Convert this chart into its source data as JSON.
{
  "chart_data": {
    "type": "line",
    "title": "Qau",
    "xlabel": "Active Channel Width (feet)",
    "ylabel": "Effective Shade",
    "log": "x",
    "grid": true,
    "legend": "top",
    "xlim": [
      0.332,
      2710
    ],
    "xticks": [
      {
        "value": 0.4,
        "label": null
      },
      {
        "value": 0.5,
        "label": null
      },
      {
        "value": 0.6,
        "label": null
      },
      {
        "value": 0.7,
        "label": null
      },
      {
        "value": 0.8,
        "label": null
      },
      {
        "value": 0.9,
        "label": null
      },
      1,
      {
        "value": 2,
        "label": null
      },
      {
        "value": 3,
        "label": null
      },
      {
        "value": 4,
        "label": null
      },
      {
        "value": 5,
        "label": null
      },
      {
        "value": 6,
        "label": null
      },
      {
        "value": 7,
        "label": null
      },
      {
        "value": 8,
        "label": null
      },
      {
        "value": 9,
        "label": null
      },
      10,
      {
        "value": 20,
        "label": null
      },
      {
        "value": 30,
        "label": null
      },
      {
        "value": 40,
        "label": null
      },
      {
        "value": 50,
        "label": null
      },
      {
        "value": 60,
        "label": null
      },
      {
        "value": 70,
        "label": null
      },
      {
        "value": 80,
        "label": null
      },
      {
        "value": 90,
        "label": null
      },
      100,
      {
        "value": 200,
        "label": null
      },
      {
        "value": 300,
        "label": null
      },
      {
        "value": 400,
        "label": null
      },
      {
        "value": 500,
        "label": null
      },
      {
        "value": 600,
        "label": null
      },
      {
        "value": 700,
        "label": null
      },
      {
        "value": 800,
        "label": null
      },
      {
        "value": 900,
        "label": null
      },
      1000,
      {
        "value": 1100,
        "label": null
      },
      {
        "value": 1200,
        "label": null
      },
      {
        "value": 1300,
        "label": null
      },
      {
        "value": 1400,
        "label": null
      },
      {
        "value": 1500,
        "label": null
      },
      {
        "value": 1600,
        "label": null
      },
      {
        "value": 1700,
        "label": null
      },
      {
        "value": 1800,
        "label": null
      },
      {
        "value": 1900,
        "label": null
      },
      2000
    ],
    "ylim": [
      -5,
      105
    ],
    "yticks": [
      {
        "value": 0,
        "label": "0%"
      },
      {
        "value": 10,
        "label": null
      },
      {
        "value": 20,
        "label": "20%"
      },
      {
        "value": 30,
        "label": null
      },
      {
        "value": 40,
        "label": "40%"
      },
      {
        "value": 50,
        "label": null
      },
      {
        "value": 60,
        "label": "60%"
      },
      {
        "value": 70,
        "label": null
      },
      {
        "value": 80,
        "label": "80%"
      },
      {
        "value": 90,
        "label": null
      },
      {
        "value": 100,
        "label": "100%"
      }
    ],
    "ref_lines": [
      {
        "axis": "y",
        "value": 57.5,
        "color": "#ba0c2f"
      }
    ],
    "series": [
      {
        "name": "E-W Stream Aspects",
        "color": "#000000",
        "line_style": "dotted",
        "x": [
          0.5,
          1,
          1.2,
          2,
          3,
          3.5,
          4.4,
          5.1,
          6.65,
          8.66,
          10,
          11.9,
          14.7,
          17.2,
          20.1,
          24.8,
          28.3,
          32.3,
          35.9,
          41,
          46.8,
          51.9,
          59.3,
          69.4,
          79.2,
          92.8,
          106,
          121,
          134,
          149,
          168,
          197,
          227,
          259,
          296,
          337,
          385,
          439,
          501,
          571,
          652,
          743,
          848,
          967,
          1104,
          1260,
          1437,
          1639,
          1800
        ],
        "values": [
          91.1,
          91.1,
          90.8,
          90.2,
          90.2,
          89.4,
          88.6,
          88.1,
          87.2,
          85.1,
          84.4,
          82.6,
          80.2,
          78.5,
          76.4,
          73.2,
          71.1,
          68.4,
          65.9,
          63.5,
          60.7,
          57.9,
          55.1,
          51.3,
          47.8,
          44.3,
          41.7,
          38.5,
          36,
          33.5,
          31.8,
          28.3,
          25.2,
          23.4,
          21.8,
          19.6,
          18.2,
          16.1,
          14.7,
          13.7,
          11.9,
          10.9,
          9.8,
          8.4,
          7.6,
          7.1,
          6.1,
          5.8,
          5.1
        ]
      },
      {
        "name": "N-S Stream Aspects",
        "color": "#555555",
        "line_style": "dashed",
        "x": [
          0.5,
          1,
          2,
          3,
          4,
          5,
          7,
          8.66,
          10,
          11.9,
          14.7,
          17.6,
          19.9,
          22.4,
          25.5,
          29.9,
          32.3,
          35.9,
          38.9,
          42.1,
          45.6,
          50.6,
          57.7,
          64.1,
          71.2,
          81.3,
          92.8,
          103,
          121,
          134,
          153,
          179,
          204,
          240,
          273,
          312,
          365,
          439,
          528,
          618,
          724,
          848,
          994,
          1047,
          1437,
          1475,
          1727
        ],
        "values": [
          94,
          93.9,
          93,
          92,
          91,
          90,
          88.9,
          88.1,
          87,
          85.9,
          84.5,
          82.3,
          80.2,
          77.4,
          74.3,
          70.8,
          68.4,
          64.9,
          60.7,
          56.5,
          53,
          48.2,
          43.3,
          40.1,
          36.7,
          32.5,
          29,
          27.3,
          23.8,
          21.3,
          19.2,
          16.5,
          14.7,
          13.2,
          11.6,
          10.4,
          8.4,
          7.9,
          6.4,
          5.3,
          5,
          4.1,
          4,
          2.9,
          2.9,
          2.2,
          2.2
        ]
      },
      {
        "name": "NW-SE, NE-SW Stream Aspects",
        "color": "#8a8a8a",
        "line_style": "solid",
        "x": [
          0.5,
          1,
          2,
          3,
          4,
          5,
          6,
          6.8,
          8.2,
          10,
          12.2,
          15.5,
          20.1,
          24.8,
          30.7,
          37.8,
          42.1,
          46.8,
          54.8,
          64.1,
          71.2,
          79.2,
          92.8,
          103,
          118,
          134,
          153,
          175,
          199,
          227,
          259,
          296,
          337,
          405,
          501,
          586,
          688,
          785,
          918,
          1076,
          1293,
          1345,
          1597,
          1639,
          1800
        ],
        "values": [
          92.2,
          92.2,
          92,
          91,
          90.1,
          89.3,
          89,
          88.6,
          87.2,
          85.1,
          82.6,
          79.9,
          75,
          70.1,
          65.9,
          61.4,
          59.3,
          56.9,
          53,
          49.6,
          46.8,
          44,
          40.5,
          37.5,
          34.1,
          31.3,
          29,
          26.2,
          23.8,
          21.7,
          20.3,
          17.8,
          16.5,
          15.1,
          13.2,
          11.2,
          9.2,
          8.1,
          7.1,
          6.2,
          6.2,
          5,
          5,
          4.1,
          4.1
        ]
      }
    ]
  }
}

- TO BE DONE -
Give the number of lines in the listing above that contain "name", and nothing else.

- RESULT BELOW -
3